Required action =>
Please output the lines shown below exactly as they appear.

Dataset excerpts =>
———

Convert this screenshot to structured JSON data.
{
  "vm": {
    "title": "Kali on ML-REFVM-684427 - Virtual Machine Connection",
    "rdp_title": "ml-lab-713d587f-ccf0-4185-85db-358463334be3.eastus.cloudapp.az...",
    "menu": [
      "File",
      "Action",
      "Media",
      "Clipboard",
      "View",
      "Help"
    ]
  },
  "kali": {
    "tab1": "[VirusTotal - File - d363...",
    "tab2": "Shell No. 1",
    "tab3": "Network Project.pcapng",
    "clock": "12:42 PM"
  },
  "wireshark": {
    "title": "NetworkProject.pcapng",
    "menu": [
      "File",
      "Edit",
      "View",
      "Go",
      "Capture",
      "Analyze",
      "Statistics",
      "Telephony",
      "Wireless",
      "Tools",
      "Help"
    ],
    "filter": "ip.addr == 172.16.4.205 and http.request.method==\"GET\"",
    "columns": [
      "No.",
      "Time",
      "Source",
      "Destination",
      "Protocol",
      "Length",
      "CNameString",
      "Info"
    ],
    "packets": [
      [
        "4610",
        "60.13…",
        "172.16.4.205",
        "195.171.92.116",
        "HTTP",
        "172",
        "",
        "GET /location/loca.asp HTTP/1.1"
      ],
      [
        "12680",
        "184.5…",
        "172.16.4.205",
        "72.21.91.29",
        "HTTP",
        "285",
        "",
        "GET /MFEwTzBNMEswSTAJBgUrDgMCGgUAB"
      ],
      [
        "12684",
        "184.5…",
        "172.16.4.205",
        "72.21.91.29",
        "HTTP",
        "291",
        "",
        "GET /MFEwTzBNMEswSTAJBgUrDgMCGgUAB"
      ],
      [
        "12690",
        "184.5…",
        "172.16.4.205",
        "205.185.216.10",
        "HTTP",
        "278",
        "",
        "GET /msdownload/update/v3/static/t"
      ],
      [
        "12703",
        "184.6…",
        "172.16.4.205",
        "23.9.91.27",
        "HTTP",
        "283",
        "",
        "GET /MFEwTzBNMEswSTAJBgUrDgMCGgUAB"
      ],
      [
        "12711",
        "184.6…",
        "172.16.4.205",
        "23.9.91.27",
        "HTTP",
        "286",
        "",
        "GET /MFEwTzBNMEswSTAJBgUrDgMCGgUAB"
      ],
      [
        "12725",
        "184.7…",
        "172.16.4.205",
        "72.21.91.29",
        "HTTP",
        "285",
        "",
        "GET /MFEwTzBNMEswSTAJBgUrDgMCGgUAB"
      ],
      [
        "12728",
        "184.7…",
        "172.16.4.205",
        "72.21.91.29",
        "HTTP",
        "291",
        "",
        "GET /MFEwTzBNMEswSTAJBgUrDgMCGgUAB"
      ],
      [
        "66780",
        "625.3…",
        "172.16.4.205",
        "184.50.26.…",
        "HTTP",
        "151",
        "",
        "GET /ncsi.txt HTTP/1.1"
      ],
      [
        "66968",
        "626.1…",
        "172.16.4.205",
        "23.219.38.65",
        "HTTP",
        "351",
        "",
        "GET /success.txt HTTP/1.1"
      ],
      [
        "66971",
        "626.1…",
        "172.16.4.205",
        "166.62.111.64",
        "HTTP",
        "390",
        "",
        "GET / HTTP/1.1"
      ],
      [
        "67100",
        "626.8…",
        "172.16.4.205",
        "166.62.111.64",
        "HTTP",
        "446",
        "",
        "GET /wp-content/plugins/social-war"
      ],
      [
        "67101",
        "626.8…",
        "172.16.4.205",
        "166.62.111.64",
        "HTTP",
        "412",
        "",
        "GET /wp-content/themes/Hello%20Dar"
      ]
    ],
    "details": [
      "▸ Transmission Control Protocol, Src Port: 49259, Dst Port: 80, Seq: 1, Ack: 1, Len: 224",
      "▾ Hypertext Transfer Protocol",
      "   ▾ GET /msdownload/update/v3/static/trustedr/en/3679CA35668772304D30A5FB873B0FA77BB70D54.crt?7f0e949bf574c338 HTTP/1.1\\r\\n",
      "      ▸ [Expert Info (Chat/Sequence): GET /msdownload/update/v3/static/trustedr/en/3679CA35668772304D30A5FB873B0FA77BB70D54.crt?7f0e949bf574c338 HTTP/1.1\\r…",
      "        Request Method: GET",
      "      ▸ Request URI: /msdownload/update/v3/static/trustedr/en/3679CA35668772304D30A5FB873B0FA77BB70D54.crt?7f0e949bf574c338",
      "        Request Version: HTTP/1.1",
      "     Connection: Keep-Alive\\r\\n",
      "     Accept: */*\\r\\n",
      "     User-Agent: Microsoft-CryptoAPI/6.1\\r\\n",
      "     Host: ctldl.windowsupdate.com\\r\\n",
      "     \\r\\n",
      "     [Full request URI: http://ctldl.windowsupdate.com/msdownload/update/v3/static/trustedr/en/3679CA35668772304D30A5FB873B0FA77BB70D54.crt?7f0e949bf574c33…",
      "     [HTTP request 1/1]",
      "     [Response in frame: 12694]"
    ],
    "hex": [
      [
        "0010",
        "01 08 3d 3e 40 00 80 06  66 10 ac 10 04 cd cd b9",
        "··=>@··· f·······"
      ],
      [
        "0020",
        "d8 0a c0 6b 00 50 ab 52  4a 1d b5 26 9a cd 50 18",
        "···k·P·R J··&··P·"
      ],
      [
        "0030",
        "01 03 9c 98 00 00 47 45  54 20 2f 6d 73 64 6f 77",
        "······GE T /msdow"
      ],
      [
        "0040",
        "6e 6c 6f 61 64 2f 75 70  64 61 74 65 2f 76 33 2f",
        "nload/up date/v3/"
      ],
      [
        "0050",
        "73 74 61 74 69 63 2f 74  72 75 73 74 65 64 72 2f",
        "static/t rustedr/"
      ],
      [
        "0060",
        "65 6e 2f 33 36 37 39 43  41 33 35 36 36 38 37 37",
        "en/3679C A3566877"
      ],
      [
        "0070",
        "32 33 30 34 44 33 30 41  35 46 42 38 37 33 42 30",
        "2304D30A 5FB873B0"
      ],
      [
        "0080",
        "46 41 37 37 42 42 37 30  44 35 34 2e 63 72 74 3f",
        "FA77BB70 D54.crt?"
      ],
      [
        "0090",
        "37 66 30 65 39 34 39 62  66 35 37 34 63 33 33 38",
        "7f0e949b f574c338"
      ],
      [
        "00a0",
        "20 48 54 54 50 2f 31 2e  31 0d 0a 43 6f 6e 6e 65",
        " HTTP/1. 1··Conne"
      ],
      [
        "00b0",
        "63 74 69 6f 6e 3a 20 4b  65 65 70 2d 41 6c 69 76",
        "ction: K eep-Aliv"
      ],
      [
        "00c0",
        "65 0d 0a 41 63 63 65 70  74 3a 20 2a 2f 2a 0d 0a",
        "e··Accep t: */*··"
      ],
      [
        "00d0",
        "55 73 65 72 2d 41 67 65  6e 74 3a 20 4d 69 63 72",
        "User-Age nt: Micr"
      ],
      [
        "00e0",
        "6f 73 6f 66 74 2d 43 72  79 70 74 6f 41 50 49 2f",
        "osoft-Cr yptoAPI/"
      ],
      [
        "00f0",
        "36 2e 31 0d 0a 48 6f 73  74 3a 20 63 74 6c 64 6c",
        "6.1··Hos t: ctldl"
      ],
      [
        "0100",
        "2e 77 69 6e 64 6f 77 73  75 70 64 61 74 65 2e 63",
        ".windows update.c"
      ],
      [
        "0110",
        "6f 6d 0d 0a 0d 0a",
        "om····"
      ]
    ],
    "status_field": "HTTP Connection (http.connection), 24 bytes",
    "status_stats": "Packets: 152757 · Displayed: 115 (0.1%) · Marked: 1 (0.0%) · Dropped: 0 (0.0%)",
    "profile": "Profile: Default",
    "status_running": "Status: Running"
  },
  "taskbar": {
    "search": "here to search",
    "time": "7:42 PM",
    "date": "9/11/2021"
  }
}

———

Result of the exercise =>
Convert this screenshot to structured JSON data.
{
  "vm": {
    "title": "Kali on ML-REFVM-684427 - Virtual Machine Connection",
    "rdp_title": "ml-lab-713d587f-ccf0-4185-85db-358463334be3.eastus.cloudapp.az...",
    "menu": [
      "File",
      "Action",
      "Media",
      "Clipboard",
      "View",
      "Help"
    ]
  },
  "kali": {
    "tab1": "[VirusTotal - File - d363...",
    "tab2": "Shell No. 1",
    "tab3": "Network Project.pcapng",
    "clock": "12:42 PM"
  },
  "wireshark": {
    "title": "NetworkProject.pcapng",
    "menu": [
      "File",
      "Edit",
      "View",
      "Go",
      "Capture",
      "Analyze",
      "Statistics",
      "Telephony",
      "Wireless",
      "Tools",
      "Help"
    ],
    "filter": "ip.addr == 172.16.4.205 and http.request.method==\"GET\"",
    "columns": [
      "No.",
      "Time",
      "Source",
      "Destination",
      "Protocol",
      "Length",
      "CNameString",
      "Info"
    ],
    "packets": [
      [
        "4610",
        "60.13…",
        "172.16.4.205",
        "195.171.92.116",
        "HTTP",
        "172",
        "",
        "GET /location/loca.asp HTTP/1.1"
      ],
      [
        "12680",
        "184.5…",
        "172.16.4.205",
        "72.21.91.29",
        "HTTP",
        "285",
        "",
        "GET /MFEwTzBNMEswSTAJBgUrDgMCGgUAB"
      ],
      [
        "12684",
        "184.5…",
        "172.16.4.205",
        "72.21.91.29",
        "HTTP",
        "291",
        "",
        "GET /MFEwTzBNMEswSTAJBgUrDgMCGgUAB"
      ],
      [
        "12690",
        "184.5…",
        "172.16.4.205",
        "205.185.216.10",
        "HTTP",
        "278",
        "",
        "GET /msdownload/update/v3/static/t"
      ],
      [
        "12703",
        "184.6…",
        "172.16.4.205",
        "23.9.91.27",
        "HTTP",
        "283",
        "",
        "GET /MFEwTzBNMEswSTAJBgUrDgMCGgUAB"
      ],
      [
        "12711",
        "184.6…",
        "172.16.4.205",
        "23.9.91.27",
        "HTTP",
        "286",
        "",
        "GET /MFEwTzBNMEswSTAJBgUrDgMCGgUAB"
      ],
      [
        "12725",
        "184.7…",
        "172.16.4.205",
        "72.21.91.29",
        "HTTP",
        "285",
        "",
        "GET /MFEwTzBNMEswSTAJBgUrDgMCGgUAB"
      ],
      [
        "12728",
        "184.7…",
        "172.16.4.205",
        "72.21.91.29",
        "HTTP",
        "291",
        "",
        "GET /MFEwTzBNMEswSTAJBgUrDgMCGgUAB"
      ],
      [
        "66780",
        "625.3…",
        "172.16.4.205",
        "184.50.26.…",
        "HTTP",
        "151",
        "",
        "GET /ncsi.txt HTTP/1.1"
      ],
      [
        "66968",
        "626.1…",
        "172.16.4.205",
        "23.219.38.65",
        "HTTP",
        "351",
        "",
        "GET /success.txt HTTP/1.1"
      ],
      [
        "66971",
        "626.1…",
        "172.16.4.205",
        "166.62.111.64",
        "HTTP",
        "390",
        "",
        "GET / HTTP/1.1"
      ],
      [
        "67100",
        "626.8…",
        "172.16.4.205",
        "166.62.111.64",
        "HTTP",
        "446",
        "",
        "GET /wp-content/plugins/social-war"
      ],
      [
        "67101",
        "626.8…",
        "172.16.4.205",
        "166.62.111.64",
        "HTTP",
        "412",
        "",
        "GET /wp-content/themes/Hello%20Dar"
      ]
    ],
    "details": [
      "▸ Transmission Control Protocol, Src Port: 49259, Dst Port: 80, Seq: 1, Ack: 1, Len: 224",
      "▾ Hypertext Transfer Protocol",
      "   ▾ GET /msdownload/update/v3/static/trustedr/en/3679CA35668772304D30A5FB873B0FA77BB70D54.crt?7f0e949bf574c338 HTTP/1.1\\r\\n",
      "      ▸ [Expert Info (Chat/Sequence): GET /msdownload/update/v3/static/trustedr/en/3679CA35668772304D30A5FB873B0FA77BB70D54.crt?7f0e949bf574c338 HTTP/1.1\\r…",
      "        Request Method: GET",
      "      ▸ Request URI: /msdownload/update/v3/static/trustedr/en/3679CA35668772304D30A5FB873B0FA77BB70D54.crt?7f0e949bf574c338",
      "        Request Version: HTTP/1.1",
      "     Connection: Keep-Alive\\r\\n",
      "     Accept: */*\\r\\n",
      "     User-Agent: Microsoft-CryptoAPI/6.1\\r\\n",
      "     Host: ctldl.windowsupdate.com\\r\\n",
      "     \\r\\n",
      "     [Full request URI: http://ctldl.windowsupdate.com/msdownload/update/v3/static/trustedr/en/3679CA35668772304D30A5FB873B0FA77BB70D54.crt?7f0e949bf574c33…",
      "     [HTTP request 1/1]",
      "     [Response in frame: 12694]"
    ],
    "hex": [
      [
        "0010",
        "01 08 3d 3e 40 00 80 06  66 10 ac 10 04 cd cd b9",
        "··=>@··· f·······"
      ],
      [
        "0020",
        "d8 0a c0 6b 00 50 ab 52  4a 1d b5 26 9a cd 50 18",
        "···k·P·R J··&··P·"
      ],
      [
        "0030",
        "01 03 9c 98 00 00 47 45  54 20 2f 6d 73 64 6f 77",
        "······GE T /msdow"
      ],
      [
        "0040",
        "6e 6c 6f 61 64 2f 75 70  64 61 74 65 2f 76 33 2f",
        "nload/up date/v3/"
      ],
      [
        "0050",
        "73 74 61 74 69 63 2f 74  72 75 73 74 65 64 72 2f",
        "static/t rustedr/"
      ],
      [
        "0060",
        "65 6e 2f 33 36 37 39 43  41 33 35 36 36 38 37 37",
        "en/3679C A3566877"
      ],
      [
        "0070",
        "32 33 30 34 44 33 30 41  35 46 42 38 37 33 42 30",
        "2304D30A 5FB873B0"
      ],
      [
        "0080",
        "46 41 37 37 42 42 37 30  44 35 34 2e 63 72 74 3f",
        "FA77BB70 D54.crt?"
      ],
      [
        "0090",
        "37 66 30 65 39 34 39 62  66 35 37 34 63 33 33 38",
        "7f0e949b f574c338"
      ],
      [
        "00a0",
        "20 48 54 54 50 2f 31 2e  31 0d 0a 43 6f 6e 6e 65",
        " HTTP/1. 1··Conne"
      ],
      [
        "00b0",
        "63 74 69 6f 6e 3a 20 4b  65 65 70 2d 41 6c 69 76",
        "ction: K eep-Aliv"
      ],
      [
        "00c0",
        "65 0d 0a 41 63 63 65 70  74 3a 20 2a 2f 2a 0d 0a",
        "e··Accep t: */*··"
      ],
      [
        "00d0",
        "55 73 65 72 2d 41 67 65  6e 74 3a 20 4d 69 63 72",
        "User-Age nt: Micr"
      ],
      [
        "00e0",
        "6f 73 6f 66 74 2d 43 72  79 70 74 6f 41 50 49 2f",
        "osoft-Cr yptoAPI/"
      ],
      [
        "00f0",
        "36 2e 31 0d 0a 48 6f 73  74 3a 20 63 74 6c 64 6c",
        "6.1··Hos t: ctldl"
      ],
      [
        "0100",
        "2e 77 69 6e 64 6f 77 73  75 70 64 61 74 65 2e 63",
        ".windows update.c"
      ],
      [
        "0110",
        "6f 6d 0d 0a 0d 0a",
        "om····"
      ]
    ],
    "status_field": "HTTP Connection (http.connection), 24 bytes",
    "status_stats": "Packets: 152757 · Displayed: 115 (0.1%) · Marked: 1 (0.0%) · Dropped: 0 (0.0%)",
    "profile": "Profile: Default",
    "status_running": "Status: Running"
  },
  "taskbar": {
    "search": "here to search",
    "time": "7:42 PM",
    "date": "9/11/2021"
  }
}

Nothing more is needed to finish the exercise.